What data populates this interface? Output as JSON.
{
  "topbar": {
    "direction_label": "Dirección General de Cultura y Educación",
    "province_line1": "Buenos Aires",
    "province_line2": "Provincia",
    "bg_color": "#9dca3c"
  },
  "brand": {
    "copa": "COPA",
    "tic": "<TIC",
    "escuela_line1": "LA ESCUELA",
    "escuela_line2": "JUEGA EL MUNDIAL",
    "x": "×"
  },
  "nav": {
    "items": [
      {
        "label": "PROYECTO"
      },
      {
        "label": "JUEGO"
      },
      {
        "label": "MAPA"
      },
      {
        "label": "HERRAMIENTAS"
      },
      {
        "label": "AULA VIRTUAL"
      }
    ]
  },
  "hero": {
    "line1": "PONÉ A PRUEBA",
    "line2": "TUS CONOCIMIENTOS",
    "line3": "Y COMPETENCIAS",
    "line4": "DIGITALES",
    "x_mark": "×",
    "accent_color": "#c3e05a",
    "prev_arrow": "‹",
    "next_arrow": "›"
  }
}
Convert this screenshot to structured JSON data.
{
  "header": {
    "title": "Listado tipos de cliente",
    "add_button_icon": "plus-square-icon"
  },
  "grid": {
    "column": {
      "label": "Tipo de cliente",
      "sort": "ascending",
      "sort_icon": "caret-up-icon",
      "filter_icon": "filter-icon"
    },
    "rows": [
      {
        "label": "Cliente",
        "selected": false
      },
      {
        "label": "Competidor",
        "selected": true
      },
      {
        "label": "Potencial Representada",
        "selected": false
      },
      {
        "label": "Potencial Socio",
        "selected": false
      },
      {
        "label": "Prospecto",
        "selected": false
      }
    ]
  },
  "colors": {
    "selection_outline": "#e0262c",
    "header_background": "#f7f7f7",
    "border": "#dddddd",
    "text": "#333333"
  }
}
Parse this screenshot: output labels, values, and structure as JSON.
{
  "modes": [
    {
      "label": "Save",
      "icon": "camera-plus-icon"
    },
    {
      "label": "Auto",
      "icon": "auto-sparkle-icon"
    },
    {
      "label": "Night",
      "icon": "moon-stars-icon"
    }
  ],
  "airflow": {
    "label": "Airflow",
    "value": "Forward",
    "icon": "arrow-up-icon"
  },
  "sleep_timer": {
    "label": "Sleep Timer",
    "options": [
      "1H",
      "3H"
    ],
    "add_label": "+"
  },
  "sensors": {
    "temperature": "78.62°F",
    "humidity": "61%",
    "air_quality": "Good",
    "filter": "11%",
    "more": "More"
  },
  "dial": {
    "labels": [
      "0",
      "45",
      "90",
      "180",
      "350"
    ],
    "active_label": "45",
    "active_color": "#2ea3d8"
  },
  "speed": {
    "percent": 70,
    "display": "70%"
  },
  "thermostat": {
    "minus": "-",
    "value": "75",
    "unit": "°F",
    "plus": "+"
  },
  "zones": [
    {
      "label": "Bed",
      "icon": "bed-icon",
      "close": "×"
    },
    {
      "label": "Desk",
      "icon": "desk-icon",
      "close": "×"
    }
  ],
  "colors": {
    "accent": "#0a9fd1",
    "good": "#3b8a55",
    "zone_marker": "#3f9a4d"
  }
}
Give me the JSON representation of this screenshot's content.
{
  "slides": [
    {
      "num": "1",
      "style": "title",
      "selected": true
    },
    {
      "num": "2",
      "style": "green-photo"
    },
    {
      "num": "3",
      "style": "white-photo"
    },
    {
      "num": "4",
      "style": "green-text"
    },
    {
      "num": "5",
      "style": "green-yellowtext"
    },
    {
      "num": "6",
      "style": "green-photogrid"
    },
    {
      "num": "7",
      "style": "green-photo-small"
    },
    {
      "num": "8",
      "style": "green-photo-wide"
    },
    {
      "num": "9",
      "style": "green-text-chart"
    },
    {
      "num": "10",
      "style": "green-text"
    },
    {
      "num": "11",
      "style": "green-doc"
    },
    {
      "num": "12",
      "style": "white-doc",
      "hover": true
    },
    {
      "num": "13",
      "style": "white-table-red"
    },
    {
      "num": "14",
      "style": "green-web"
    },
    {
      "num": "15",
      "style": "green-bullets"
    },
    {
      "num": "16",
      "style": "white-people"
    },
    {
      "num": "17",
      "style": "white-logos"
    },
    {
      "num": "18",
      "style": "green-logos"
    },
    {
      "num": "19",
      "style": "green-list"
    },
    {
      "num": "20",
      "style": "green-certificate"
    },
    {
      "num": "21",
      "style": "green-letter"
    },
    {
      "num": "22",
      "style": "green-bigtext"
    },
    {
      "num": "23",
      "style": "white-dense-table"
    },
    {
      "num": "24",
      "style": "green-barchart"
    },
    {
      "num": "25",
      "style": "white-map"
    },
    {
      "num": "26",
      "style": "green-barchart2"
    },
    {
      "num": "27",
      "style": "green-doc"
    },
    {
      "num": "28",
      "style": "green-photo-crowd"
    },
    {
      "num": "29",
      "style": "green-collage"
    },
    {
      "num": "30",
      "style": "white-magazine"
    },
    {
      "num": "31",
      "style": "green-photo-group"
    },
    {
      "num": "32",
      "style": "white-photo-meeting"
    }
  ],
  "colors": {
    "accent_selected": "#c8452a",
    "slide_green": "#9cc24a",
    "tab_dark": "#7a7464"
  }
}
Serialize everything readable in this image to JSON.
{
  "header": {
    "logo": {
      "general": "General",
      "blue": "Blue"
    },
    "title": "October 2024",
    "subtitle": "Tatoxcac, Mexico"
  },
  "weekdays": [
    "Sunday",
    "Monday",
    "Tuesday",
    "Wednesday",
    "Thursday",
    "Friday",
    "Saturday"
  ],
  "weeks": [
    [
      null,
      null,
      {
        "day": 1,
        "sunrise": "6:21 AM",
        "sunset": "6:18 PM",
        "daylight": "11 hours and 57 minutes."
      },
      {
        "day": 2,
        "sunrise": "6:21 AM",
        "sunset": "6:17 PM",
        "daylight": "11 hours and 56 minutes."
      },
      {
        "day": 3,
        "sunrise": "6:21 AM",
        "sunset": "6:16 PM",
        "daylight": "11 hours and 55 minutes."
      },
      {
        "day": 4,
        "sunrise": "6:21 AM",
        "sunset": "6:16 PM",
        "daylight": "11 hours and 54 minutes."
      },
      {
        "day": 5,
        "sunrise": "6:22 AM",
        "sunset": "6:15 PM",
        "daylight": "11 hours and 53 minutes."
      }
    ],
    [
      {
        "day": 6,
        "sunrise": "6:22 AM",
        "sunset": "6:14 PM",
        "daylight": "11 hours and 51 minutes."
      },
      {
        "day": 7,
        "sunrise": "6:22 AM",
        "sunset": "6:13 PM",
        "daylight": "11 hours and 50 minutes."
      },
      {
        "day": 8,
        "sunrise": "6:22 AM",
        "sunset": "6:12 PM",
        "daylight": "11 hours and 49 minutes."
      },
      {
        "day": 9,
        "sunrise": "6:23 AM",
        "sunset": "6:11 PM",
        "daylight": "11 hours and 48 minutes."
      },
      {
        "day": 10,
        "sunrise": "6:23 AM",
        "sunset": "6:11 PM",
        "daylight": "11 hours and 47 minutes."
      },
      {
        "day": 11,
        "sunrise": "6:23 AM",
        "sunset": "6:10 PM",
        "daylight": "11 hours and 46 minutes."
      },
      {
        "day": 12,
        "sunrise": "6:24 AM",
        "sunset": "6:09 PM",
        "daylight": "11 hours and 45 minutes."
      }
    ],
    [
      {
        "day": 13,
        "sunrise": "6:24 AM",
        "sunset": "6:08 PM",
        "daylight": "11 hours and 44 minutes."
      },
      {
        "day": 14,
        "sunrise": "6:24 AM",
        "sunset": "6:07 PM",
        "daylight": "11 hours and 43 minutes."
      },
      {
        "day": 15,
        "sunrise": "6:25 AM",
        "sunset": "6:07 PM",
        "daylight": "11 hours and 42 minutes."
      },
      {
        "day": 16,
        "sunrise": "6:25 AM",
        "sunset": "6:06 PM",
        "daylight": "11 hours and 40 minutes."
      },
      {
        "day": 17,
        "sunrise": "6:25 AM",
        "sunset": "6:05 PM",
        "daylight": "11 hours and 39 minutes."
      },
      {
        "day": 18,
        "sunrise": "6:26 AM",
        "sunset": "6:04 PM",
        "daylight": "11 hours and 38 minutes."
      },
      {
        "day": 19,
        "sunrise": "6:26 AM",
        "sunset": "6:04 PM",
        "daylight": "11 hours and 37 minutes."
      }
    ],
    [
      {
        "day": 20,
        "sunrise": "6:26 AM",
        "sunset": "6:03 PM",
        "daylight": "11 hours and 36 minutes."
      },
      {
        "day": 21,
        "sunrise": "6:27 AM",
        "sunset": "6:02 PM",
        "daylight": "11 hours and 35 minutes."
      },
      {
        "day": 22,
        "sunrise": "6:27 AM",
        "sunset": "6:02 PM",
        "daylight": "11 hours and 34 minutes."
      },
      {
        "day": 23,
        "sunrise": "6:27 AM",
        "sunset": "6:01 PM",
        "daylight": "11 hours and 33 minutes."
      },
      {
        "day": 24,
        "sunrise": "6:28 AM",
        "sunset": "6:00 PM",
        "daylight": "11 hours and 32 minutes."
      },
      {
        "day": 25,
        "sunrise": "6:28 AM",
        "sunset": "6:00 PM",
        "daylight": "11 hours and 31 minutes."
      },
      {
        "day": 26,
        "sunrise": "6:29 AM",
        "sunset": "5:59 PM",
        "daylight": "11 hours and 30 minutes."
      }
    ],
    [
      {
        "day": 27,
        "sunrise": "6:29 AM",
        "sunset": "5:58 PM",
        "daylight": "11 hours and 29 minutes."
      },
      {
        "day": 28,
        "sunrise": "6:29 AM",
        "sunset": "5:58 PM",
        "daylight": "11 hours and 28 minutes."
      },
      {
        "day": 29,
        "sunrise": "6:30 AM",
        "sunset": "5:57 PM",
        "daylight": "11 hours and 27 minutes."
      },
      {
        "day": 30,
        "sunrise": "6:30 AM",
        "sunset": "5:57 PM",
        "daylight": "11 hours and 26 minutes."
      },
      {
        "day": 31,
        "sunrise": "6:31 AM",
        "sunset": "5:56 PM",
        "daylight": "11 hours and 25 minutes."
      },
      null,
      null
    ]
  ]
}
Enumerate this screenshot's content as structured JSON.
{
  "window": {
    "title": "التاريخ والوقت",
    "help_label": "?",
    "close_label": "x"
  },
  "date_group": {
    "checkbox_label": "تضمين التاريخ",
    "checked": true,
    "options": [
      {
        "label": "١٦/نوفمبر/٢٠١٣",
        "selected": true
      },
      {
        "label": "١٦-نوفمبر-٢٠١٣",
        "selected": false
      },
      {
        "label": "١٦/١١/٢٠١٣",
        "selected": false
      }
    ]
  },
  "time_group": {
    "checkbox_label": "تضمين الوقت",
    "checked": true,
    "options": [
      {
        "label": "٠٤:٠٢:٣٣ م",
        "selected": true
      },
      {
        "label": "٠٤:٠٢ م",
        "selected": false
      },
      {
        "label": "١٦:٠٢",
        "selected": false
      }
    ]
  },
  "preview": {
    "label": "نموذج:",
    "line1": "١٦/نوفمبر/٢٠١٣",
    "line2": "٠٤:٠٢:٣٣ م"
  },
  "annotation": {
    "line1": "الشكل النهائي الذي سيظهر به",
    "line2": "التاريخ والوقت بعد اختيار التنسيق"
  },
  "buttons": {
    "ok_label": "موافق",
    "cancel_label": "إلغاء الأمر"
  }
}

Your objective:
Filter for "screenshot". Return all lines that hold it.

Output:
Convert this screenshot to structured JSON data.
Parse this screenshot: output labels, values, and structure as JSON.
Give me the JSON representation of this screenshot's content.
Enumerate this screenshot's content as structured JSON.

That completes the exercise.